Your task: Find the word "Latest" in the records below. List each line containing it.

Excerpted data:
>>>>>
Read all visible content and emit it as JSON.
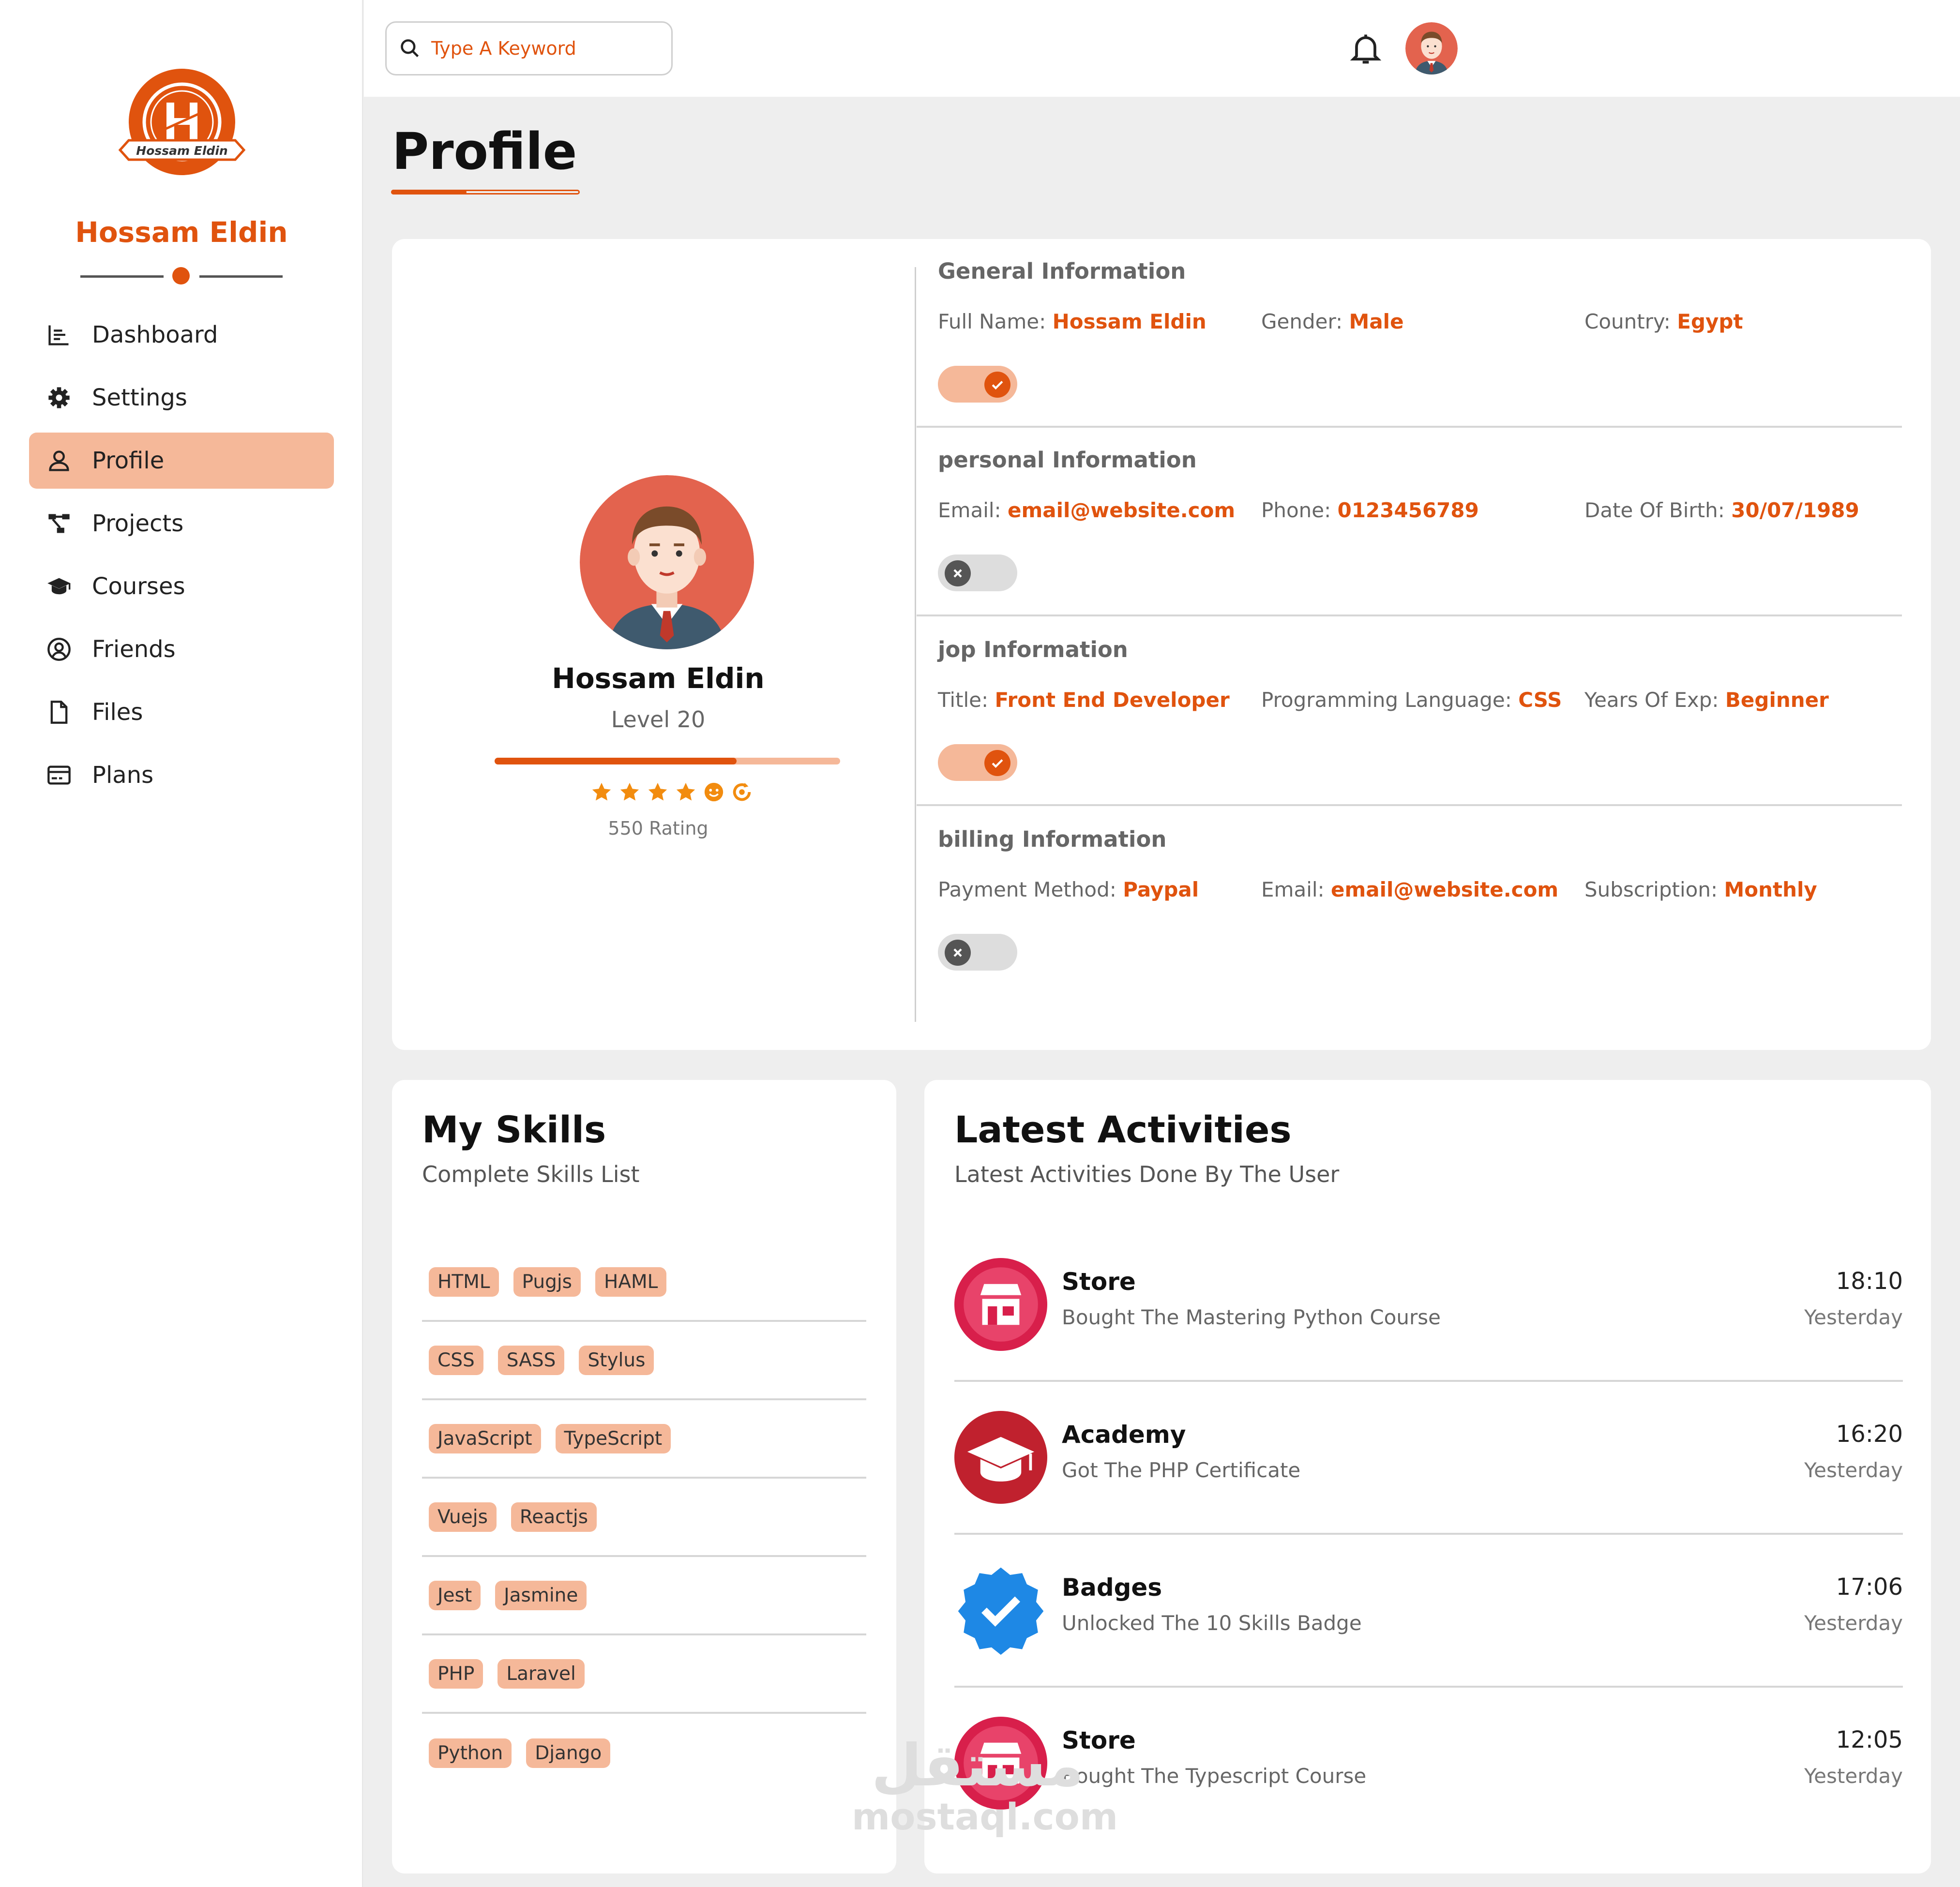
{
  "brand": {
    "name": "Hossam Eldin",
    "logo_text": "Hossam Eldin",
    "accent_color": "#e0530e",
    "accent_light": "#f5b899"
  },
  "sidebar": {
    "items": [
      {
        "label": "Dashboard",
        "icon": "chart-bar-icon",
        "active": false
      },
      {
        "label": "Settings",
        "icon": "gear-icon",
        "active": false
      },
      {
        "label": "Profile",
        "icon": "user-icon",
        "active": true
      },
      {
        "label": "Projects",
        "icon": "diagram-project-icon",
        "active": false
      },
      {
        "label": "Courses",
        "icon": "graduation-cap-icon",
        "active": false
      },
      {
        "label": "Friends",
        "icon": "circle-user-icon",
        "active": false
      },
      {
        "label": "Files",
        "icon": "file-icon",
        "active": false
      },
      {
        "label": "Plans",
        "icon": "credit-card-icon",
        "active": false
      }
    ]
  },
  "topbar": {
    "search_placeholder": "Type A Keyword",
    "search_icon": "search-icon",
    "bell_icon": "bell-icon",
    "avatar_icon": "user-avatar"
  },
  "page": {
    "title": "Profile"
  },
  "profile": {
    "name": "Hossam Eldin",
    "level": "Level 20",
    "level_progress": 0.7,
    "rating": "550 Rating",
    "rating_icons": [
      "star-icon",
      "star-icon",
      "star-icon",
      "star-icon",
      "smile-icon",
      "rotate-icon"
    ],
    "sections": [
      {
        "title": "General Information",
        "fields": [
          {
            "label": "Full Name: ",
            "value": "Hossam Eldin"
          },
          {
            "label": "Gender: ",
            "value": "Male"
          },
          {
            "label": "Country: ",
            "value": "Egypt"
          }
        ],
        "toggle": true
      },
      {
        "title": "personal Information",
        "fields": [
          {
            "label": "Email: ",
            "value": "email@website.com"
          },
          {
            "label": "Phone: ",
            "value": "0123456789"
          },
          {
            "label": "Date Of Birth: ",
            "value": "30/07/1989"
          }
        ],
        "toggle": false
      },
      {
        "title": "jop Information",
        "fields": [
          {
            "label": "Title: ",
            "value": "Front End Developer"
          },
          {
            "label": "Programming Language: ",
            "value": "CSS"
          },
          {
            "label": "Years Of Exp: ",
            "value": "Beginner"
          }
        ],
        "toggle": true
      },
      {
        "title": "billing Information",
        "fields": [
          {
            "label": "Payment Method: ",
            "value": "Paypal"
          },
          {
            "label": "Email: ",
            "value": "email@website.com"
          },
          {
            "label": "Subscription: ",
            "value": "Monthly"
          }
        ],
        "toggle": false
      }
    ]
  },
  "skills": {
    "title": "My Skills",
    "subtitle": "Complete Skills List",
    "rows": [
      [
        "HTML",
        "Pugjs",
        "HAML"
      ],
      [
        "CSS",
        "SASS",
        "Stylus"
      ],
      [
        "JavaScript",
        "TypeScript"
      ],
      [
        "Vuejs",
        "Reactjs"
      ],
      [
        "Jest",
        "Jasmine"
      ],
      [
        "PHP",
        "Laravel"
      ],
      [
        "Python",
        "Django"
      ]
    ]
  },
  "activities": {
    "title": "Latest Activities",
    "subtitle": "Latest Activities Done By The User",
    "items": [
      {
        "title": "Store",
        "desc": "Bought The Mastering Python Course",
        "time": "18:10",
        "day": "Yesterday",
        "icon": "store-icon",
        "color": "#d81f4b"
      },
      {
        "title": "Academy",
        "desc": "Got The PHP Certificate",
        "time": "16:20",
        "day": "Yesterday",
        "icon": "graduation-cap-icon",
        "color": "#c0212e"
      },
      {
        "title": "Badges",
        "desc": "Unlocked The 10 Skills Badge",
        "time": "17:06",
        "day": "Yesterday",
        "icon": "verified-badge-icon",
        "color": "#1e88e5"
      },
      {
        "title": "Store",
        "desc": "Bought The Typescript Course",
        "time": "12:05",
        "day": "Yesterday",
        "icon": "store-icon",
        "color": "#d81f4b"
      }
    ]
  },
  "watermark": {
    "arabic": "مستقل",
    "latin": "mostaql.com"
  }
}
<<<<<
Response:
    "title": "Latest Activities",
    "subtitle": "Latest Activities Done By The User",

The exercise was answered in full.